* begin Data listing *

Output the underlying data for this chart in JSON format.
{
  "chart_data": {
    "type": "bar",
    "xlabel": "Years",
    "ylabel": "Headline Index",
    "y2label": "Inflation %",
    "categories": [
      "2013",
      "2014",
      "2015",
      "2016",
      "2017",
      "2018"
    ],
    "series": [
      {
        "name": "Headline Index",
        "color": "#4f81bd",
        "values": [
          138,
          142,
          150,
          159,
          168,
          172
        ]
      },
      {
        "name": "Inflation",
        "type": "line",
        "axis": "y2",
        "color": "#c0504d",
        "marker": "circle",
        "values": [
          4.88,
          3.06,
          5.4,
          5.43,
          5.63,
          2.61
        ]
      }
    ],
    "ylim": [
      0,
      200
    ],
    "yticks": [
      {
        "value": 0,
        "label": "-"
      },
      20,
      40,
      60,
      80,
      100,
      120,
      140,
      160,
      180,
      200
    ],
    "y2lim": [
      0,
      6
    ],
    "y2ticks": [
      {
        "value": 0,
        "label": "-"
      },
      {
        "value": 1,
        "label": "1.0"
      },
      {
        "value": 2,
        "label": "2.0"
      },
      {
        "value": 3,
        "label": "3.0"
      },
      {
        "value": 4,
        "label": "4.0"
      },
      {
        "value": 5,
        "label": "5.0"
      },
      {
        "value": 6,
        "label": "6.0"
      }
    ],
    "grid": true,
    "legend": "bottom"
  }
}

* end Data listing *

**Challenge**.
Copy all of the data exactly.

**Output**.
Output the underlying data for this chart in JSON format.
{
  "chart_data": {
    "type": "bar",
    "xlabel": "Years",
    "ylabel": "Headline Index",
    "y2label": "Inflation %",
    "categories": [
      "2013",
      "2014",
      "2015",
      "2016",
      "2017",
      "2018"
    ],
    "series": [
      {
        "name": "Headline Index",
        "color": "#4f81bd",
        "values": [
          138,
          142,
          150,
          159,
          168,
          172
        ]
      },
      {
        "name": "Inflation",
        "type": "line",
        "axis": "y2",
        "color": "#c0504d",
        "marker": "circle",
        "values": [
          4.88,
          3.06,
          5.4,
          5.43,
          5.63,
          2.61
        ]
      }
    ],
    "ylim": [
      0,
      200
    ],
    "yticks": [
      {
        "value": 0,
        "label": "-"
      },
      20,
      40,
      60,
      80,
      100,
      120,
      140,
      160,
      180,
      200
    ],
    "y2lim": [
      0,
      6
    ],
    "y2ticks": [
      {
        "value": 0,
        "label": "-"
      },
      {
        "value": 1,
        "label": "1.0"
      },
      {
        "value": 2,
        "label": "2.0"
      },
      {
        "value": 3,
        "label": "3.0"
      },
      {
        "value": 4,
        "label": "4.0"
      },
      {
        "value": 5,
        "label": "5.0"
      },
      {
        "value": 6,
        "label": "6.0"
      }
    ],
    "grid": true,
    "legend": "bottom"
  }
}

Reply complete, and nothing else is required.